## [TASK DETAILS]
Find each line with the string "structured" and copy it.

**********

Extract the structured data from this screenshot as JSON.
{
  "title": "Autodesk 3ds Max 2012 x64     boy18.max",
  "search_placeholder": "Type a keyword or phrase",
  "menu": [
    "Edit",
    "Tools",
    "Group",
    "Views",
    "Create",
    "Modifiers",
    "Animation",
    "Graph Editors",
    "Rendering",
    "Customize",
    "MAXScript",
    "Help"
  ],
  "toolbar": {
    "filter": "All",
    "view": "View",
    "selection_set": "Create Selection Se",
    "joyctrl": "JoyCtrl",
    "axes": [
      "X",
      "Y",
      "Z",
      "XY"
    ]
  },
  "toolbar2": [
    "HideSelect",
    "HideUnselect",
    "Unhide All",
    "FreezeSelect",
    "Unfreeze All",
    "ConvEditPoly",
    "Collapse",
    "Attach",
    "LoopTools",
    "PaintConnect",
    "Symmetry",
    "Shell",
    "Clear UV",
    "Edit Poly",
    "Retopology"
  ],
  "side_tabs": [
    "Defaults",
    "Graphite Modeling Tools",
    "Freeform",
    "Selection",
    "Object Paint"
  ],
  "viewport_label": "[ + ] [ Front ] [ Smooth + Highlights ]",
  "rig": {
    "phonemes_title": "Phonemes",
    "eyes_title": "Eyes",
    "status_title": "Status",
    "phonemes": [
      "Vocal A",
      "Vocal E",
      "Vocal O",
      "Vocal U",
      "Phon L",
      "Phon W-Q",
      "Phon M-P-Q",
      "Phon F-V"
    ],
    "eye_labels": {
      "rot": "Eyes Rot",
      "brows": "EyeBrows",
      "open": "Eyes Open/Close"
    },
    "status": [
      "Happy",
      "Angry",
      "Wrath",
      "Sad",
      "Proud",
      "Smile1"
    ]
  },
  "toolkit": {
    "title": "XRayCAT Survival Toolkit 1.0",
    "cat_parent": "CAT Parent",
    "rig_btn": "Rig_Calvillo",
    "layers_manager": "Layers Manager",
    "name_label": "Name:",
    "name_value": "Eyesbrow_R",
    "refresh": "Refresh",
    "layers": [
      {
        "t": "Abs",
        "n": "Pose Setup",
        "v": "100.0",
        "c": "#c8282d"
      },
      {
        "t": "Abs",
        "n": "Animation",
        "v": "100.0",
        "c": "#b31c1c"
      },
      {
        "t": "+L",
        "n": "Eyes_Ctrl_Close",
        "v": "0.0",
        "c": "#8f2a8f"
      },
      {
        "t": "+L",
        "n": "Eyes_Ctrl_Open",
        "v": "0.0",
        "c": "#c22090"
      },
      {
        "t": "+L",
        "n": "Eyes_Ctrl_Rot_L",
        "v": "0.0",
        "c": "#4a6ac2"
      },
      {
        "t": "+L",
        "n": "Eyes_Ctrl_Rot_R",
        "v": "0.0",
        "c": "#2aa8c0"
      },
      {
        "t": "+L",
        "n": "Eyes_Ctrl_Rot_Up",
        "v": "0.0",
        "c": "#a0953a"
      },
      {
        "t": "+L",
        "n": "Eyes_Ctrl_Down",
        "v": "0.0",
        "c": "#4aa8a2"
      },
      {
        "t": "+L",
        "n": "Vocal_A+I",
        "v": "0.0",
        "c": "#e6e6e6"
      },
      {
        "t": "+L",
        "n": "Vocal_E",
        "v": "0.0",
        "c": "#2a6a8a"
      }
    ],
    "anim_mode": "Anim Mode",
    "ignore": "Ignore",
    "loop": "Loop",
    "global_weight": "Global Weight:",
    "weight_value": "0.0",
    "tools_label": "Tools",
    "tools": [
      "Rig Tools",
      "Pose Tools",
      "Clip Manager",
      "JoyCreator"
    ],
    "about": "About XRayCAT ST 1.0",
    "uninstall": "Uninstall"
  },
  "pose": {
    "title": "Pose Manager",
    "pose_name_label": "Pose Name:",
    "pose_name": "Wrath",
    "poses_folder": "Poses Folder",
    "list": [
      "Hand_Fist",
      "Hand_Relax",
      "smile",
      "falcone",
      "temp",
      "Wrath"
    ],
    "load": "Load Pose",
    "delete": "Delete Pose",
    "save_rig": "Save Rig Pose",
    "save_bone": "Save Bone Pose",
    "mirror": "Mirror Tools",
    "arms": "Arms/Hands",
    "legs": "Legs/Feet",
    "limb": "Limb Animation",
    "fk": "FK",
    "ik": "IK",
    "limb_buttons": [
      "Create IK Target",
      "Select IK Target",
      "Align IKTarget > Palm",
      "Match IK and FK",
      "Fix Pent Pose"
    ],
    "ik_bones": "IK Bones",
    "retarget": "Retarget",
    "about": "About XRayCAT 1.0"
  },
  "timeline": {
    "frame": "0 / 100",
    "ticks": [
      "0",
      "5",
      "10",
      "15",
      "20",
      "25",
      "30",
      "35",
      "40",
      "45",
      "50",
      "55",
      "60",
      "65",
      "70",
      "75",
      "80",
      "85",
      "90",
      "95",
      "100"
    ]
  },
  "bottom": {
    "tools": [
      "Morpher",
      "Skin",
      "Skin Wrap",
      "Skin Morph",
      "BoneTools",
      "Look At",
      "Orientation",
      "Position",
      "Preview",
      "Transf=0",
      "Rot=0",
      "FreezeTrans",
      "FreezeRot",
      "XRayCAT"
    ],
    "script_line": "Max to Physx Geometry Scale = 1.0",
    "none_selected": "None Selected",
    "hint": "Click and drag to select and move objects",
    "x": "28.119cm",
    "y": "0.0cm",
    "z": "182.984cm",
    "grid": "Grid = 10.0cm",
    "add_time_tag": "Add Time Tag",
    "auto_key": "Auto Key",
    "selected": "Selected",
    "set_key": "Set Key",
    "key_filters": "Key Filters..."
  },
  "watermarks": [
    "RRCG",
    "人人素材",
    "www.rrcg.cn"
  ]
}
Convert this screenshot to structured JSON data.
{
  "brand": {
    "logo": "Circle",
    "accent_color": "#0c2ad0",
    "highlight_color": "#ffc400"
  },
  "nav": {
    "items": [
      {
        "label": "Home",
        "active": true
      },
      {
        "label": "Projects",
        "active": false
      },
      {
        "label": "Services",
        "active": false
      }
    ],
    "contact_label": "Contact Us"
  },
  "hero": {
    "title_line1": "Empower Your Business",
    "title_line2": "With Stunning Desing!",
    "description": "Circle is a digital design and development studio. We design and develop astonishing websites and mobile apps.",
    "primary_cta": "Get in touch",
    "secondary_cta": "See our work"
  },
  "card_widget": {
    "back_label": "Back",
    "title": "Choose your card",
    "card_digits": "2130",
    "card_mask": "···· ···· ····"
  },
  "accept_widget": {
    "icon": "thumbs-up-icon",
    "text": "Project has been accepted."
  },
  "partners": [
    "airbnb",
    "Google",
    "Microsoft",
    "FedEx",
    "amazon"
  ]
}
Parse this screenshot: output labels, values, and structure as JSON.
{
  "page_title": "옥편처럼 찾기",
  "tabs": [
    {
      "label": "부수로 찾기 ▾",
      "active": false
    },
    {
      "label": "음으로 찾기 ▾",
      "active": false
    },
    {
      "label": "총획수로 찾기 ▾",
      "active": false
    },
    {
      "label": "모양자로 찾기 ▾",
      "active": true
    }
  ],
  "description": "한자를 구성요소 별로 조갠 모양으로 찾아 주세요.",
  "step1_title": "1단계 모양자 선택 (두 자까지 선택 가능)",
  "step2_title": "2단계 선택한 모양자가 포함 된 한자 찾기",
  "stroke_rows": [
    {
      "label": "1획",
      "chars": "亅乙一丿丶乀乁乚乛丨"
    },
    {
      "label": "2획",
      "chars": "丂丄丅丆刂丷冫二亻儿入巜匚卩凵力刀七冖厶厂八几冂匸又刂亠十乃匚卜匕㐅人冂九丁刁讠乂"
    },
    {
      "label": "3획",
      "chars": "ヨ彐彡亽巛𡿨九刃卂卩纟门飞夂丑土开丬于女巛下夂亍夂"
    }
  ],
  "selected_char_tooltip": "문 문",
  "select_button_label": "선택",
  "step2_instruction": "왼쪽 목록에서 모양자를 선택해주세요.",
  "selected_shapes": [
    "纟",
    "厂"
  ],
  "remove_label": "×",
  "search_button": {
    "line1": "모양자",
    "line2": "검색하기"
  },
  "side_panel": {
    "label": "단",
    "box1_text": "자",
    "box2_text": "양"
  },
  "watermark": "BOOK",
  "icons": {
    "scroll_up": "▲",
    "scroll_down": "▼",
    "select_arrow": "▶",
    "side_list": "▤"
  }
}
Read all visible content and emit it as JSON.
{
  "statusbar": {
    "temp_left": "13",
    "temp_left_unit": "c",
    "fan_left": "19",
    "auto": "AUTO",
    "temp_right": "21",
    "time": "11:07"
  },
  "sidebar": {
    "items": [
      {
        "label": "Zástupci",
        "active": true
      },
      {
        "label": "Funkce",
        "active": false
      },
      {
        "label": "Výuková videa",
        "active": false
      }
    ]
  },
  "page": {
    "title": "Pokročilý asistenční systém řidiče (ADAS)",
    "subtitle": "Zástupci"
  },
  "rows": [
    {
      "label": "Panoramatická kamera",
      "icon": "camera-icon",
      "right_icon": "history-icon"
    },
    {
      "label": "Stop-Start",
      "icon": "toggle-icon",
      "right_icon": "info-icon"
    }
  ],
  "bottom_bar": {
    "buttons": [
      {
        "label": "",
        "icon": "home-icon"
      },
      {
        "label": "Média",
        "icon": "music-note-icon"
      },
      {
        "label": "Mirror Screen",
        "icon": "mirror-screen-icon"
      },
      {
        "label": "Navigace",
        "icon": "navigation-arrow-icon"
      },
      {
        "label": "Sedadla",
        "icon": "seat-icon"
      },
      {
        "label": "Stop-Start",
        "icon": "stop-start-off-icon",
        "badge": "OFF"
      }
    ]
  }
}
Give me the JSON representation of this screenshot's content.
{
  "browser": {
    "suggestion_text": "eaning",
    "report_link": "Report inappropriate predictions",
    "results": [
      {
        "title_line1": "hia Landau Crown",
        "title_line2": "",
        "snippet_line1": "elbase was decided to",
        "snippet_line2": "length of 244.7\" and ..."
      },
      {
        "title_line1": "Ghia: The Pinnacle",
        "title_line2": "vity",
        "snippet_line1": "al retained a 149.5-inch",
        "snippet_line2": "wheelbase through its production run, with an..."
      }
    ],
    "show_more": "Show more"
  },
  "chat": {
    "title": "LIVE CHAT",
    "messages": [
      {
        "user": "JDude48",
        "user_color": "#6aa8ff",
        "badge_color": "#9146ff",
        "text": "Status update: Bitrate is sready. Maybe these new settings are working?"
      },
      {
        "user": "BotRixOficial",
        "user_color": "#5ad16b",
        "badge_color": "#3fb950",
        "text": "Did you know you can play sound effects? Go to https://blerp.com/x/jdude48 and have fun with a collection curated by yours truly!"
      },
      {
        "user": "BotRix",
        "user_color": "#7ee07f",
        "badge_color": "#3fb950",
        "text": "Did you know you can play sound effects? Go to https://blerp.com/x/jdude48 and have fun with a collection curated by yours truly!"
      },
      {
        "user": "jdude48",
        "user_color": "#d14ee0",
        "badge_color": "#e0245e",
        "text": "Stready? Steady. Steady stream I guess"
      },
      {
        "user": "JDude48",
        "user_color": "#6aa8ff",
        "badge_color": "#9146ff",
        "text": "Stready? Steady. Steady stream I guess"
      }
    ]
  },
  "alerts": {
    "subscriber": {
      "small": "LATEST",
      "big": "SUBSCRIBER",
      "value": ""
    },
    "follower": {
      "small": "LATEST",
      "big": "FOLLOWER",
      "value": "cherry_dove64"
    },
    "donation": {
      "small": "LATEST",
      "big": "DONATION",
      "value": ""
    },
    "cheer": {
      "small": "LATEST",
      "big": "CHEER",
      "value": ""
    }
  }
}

**********

## [RESPONSE]
Extract the structured data from this screenshot as JSON.
Convert this screenshot to structured JSON data.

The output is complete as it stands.